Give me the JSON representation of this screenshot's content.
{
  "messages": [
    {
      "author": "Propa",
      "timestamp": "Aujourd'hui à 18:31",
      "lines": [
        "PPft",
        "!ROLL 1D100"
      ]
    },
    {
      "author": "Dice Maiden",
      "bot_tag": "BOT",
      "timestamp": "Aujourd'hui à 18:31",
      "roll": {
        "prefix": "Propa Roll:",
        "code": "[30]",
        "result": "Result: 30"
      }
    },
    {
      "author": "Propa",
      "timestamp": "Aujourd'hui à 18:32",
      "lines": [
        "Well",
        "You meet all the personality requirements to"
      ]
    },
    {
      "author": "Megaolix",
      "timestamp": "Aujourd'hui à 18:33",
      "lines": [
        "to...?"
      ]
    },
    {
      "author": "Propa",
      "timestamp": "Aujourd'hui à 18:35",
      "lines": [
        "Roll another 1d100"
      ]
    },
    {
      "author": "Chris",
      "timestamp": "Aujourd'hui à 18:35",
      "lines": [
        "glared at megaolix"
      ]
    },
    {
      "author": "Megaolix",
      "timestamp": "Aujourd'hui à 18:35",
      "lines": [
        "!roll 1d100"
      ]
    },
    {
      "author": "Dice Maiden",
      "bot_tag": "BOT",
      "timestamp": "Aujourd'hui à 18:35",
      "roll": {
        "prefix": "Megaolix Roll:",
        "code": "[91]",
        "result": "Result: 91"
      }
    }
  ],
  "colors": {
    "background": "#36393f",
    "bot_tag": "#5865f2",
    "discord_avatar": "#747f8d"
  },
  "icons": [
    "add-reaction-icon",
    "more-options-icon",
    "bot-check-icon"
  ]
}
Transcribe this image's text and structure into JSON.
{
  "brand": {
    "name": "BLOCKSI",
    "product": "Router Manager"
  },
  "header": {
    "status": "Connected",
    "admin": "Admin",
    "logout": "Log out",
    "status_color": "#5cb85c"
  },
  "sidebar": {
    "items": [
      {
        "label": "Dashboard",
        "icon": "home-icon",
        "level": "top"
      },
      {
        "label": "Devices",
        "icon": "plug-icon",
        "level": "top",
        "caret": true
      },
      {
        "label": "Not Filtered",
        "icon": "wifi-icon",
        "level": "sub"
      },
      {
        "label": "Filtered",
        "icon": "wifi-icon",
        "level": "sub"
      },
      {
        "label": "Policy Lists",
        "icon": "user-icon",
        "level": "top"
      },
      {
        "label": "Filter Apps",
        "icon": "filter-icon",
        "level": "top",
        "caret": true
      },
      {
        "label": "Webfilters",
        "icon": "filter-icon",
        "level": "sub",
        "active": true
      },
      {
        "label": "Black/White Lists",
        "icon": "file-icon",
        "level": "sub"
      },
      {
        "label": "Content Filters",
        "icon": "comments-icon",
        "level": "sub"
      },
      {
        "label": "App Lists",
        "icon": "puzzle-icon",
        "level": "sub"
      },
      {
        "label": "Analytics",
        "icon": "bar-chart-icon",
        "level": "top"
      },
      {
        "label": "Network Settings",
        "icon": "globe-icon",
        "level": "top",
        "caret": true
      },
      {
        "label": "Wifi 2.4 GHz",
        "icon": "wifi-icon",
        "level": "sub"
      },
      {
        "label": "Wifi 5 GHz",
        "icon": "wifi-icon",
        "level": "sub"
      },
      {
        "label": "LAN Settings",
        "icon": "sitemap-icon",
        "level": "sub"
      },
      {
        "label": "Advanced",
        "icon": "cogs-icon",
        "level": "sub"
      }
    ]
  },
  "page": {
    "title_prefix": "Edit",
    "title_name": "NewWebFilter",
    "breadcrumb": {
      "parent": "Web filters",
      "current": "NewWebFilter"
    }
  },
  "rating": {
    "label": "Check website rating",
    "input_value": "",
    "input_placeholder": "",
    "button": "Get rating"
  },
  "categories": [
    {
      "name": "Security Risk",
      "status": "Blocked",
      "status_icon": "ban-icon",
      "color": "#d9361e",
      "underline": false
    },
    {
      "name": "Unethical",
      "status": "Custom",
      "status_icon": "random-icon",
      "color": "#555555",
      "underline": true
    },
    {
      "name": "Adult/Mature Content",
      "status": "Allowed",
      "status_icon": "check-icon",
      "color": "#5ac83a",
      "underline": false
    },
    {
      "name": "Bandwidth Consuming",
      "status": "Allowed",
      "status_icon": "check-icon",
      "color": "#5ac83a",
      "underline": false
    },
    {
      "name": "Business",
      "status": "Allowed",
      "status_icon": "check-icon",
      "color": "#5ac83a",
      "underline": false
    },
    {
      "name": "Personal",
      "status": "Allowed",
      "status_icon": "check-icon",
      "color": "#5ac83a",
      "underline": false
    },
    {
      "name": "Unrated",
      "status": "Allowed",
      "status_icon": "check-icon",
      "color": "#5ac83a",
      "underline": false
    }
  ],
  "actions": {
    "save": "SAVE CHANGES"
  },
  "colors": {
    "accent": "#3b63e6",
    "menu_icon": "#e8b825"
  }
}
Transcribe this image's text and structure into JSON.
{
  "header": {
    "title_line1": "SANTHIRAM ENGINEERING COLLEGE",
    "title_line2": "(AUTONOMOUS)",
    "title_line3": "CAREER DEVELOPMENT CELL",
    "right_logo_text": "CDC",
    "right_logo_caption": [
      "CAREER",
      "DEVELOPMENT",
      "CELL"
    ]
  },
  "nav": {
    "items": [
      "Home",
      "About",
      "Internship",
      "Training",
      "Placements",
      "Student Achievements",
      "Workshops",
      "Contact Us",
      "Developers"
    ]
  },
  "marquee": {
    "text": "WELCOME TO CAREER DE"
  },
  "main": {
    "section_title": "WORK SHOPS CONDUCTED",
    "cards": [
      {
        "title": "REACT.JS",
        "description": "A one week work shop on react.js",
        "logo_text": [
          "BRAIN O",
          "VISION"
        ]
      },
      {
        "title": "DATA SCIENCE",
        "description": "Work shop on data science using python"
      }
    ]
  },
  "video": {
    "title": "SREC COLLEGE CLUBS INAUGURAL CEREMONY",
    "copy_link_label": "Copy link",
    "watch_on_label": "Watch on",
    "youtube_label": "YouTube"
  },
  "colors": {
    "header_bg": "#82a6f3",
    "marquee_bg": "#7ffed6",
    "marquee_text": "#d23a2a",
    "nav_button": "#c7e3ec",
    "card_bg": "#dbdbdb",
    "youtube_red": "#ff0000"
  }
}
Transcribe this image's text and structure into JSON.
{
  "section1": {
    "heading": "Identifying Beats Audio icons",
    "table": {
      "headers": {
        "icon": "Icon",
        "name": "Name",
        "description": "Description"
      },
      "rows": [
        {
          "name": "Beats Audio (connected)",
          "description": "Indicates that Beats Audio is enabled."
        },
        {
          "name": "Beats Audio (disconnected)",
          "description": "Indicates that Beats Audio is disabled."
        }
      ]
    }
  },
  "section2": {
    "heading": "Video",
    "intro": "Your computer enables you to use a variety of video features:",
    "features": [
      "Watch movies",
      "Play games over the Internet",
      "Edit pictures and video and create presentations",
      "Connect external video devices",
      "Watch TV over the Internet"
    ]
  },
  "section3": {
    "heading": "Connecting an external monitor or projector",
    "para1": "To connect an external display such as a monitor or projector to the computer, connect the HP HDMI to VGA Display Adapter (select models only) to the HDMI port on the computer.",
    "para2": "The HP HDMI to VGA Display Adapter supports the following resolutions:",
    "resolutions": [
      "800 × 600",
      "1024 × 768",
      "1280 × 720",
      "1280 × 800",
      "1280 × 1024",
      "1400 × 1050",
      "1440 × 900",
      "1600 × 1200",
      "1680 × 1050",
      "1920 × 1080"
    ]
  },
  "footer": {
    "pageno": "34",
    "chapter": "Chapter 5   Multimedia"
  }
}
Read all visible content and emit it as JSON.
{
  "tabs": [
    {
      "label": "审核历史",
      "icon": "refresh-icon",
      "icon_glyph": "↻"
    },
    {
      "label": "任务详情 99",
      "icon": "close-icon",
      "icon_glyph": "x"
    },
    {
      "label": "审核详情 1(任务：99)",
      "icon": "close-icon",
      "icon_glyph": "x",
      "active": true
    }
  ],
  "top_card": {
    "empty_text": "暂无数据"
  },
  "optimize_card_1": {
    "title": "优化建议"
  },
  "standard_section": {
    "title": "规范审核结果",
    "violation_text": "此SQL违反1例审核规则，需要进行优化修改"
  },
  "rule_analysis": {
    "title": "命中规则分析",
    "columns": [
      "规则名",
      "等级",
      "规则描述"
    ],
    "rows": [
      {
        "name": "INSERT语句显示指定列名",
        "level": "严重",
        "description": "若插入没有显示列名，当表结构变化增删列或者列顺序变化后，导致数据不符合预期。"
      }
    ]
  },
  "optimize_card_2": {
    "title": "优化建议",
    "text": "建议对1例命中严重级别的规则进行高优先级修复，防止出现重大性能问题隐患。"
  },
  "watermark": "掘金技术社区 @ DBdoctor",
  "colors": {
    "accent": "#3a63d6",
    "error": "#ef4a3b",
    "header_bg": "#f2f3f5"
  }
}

────────────────────────────────────────

- _Aim_:
Restate word for word the lines from the one holding "Read all visible content and emit it as JSON." to the end of the listing, both ends included, and nothing more.

- _Exercise answer_:
Read all visible content and emit it as JSON.
{
  "tabs": [
    {
      "label": "审核历史",
      "icon": "refresh-icon",
      "icon_glyph": "↻"
    },
    {
      "label": "任务详情 99",
      "icon": "close-icon",
      "icon_glyph": "x"
    },
    {
      "label": "审核详情 1(任务：99)",
      "icon": "close-icon",
      "icon_glyph": "x",
      "active": true
    }
  ],
  "top_card": {
    "empty_text": "暂无数据"
  },
  "optimize_card_1": {
    "title": "优化建议"
  },
  "standard_section": {
    "title": "规范审核结果",
    "violation_text": "此SQL违反1例审核规则，需要进行优化修改"
  },
  "rule_analysis": {
    "title": "命中规则分析",
    "columns": [
      "规则名",
      "等级",
      "规则描述"
    ],
    "rows": [
      {
        "name": "INSERT语句显示指定列名",
        "level": "严重",
        "description": "若插入没有显示列名，当表结构变化增删列或者列顺序变化后，导致数据不符合预期。"
      }
    ]
  },
  "optimize_card_2": {
    "title": "优化建议",
    "text": "建议对1例命中严重级别的规则进行高优先级修复，防止出现重大性能问题隐患。"
  },
  "watermark": "掘金技术社区 @ DBdoctor",
  "colors": {
    "accent": "#3a63d6",
    "error": "#ef4a3b",
    "header_bg": "#f2f3f5"
  }
}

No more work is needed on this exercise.